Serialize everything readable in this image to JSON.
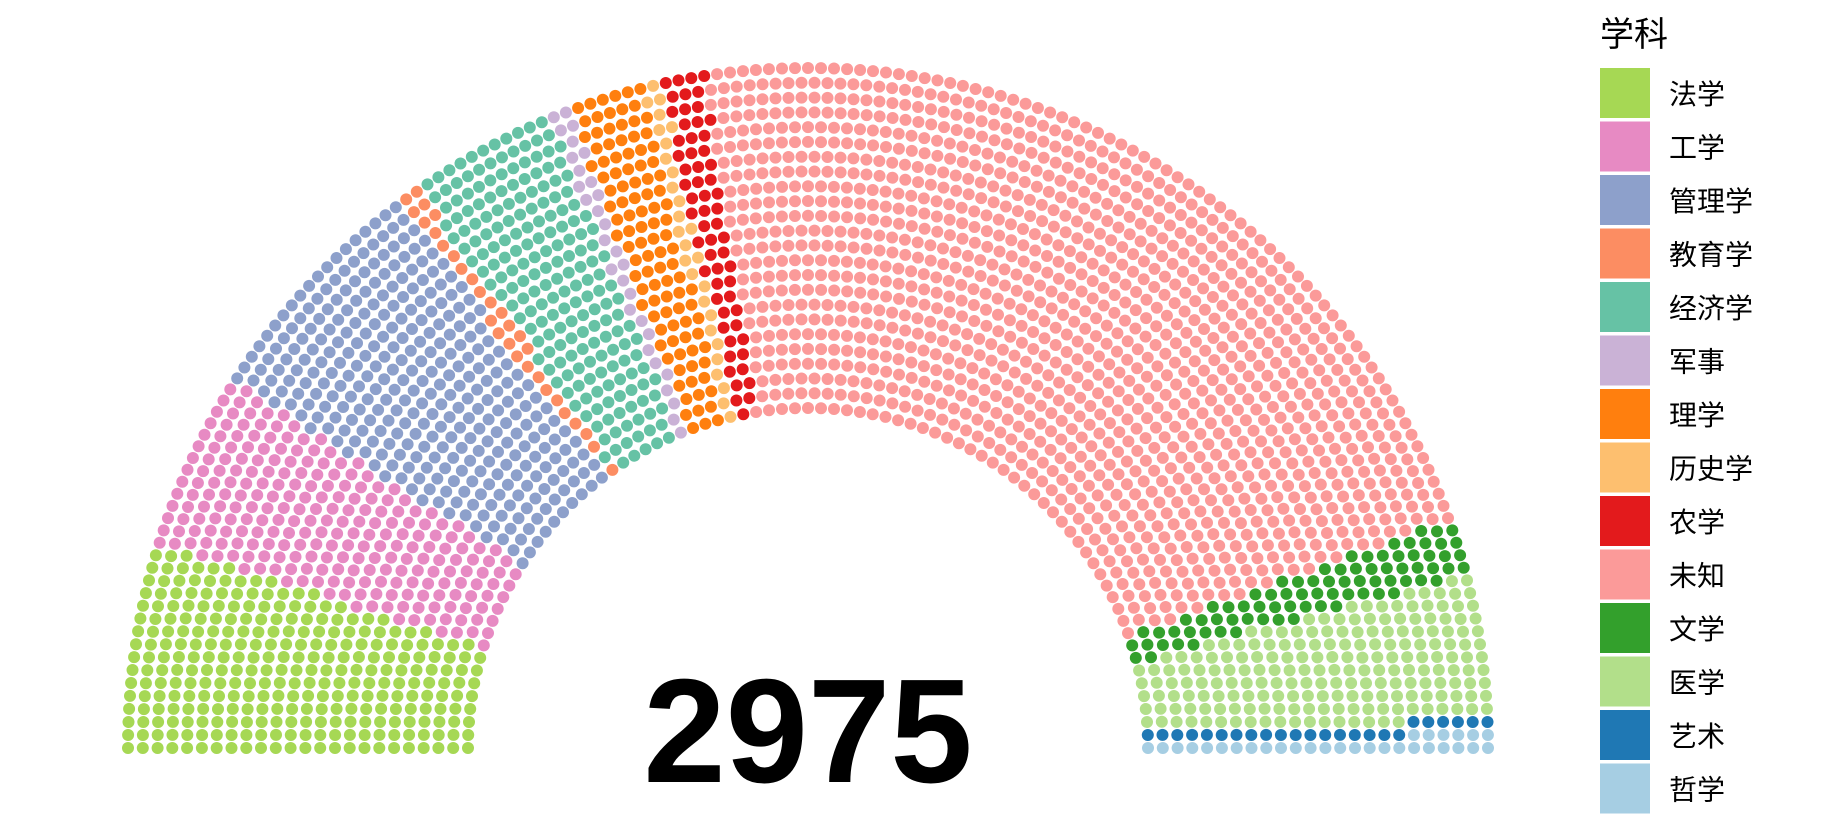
{
  "chart_data": {
    "type": "parliament",
    "total_label": "2975",
    "legend_title": "学科",
    "series": [
      {
        "name": "法学",
        "value": 296,
        "color": "#a6d854"
      },
      {
        "name": "工学",
        "value": 250,
        "color": "#e78ac3"
      },
      {
        "name": "管理学",
        "value": 340,
        "color": "#8da0cb"
      },
      {
        "name": "教育学",
        "value": 30,
        "color": "#fc8d62"
      },
      {
        "name": "经济学",
        "value": 205,
        "color": "#66c2a5"
      },
      {
        "name": "军事",
        "value": 30,
        "color": "#cab2d6"
      },
      {
        "name": "理学",
        "value": 105,
        "color": "#ff7f0e"
      },
      {
        "name": "历史学",
        "value": 28,
        "color": "#fdbf6f"
      },
      {
        "name": "农学",
        "value": 60,
        "color": "#e31a1c"
      },
      {
        "name": "未知",
        "value": 1300,
        "color": "#fb9a99"
      },
      {
        "name": "文学",
        "value": 78,
        "color": "#33a02c"
      },
      {
        "name": "医学",
        "value": 199,
        "color": "#b2df8a"
      },
      {
        "name": "艺术",
        "value": 24,
        "color": "#1f78b4"
      },
      {
        "name": "哲学",
        "value": 30,
        "color": "#a6cee3"
      }
    ]
  }
}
+ + + + +
Do not include the images; transcribe the rest of the listing exactly.

Serialize everything readable in this image to JSON.
{
  "chart_data": {
    "type": "parliament",
    "total_label": "2975",
    "legend_title": "学科",
    "series": [
      {
        "name": "法学",
        "value": 296,
        "color": "#a6d854"
      },
      {
        "name": "工学",
        "value": 250,
        "color": "#e78ac3"
      },
      {
        "name": "管理学",
        "value": 340,
        "color": "#8da0cb"
      },
      {
        "name": "教育学",
        "value": 30,
        "color": "#fc8d62"
      },
      {
        "name": "经济学",
        "value": 205,
        "color": "#66c2a5"
      },
      {
        "name": "军事",
        "value": 30,
        "color": "#cab2d6"
      },
      {
        "name": "理学",
        "value": 105,
        "color": "#ff7f0e"
      },
      {
        "name": "历史学",
        "value": 28,
        "color": "#fdbf6f"
      },
      {
        "name": "农学",
        "value": 60,
        "color": "#e31a1c"
      },
      {
        "name": "未知",
        "value": 1300,
        "color": "#fb9a99"
      },
      {
        "name": "文学",
        "value": 78,
        "color": "#33a02c"
      },
      {
        "name": "医学",
        "value": 199,
        "color": "#b2df8a"
      },
      {
        "name": "艺术",
        "value": 24,
        "color": "#1f78b4"
      },
      {
        "name": "哲学",
        "value": 30,
        "color": "#a6cee3"
      }
    ]
  }
}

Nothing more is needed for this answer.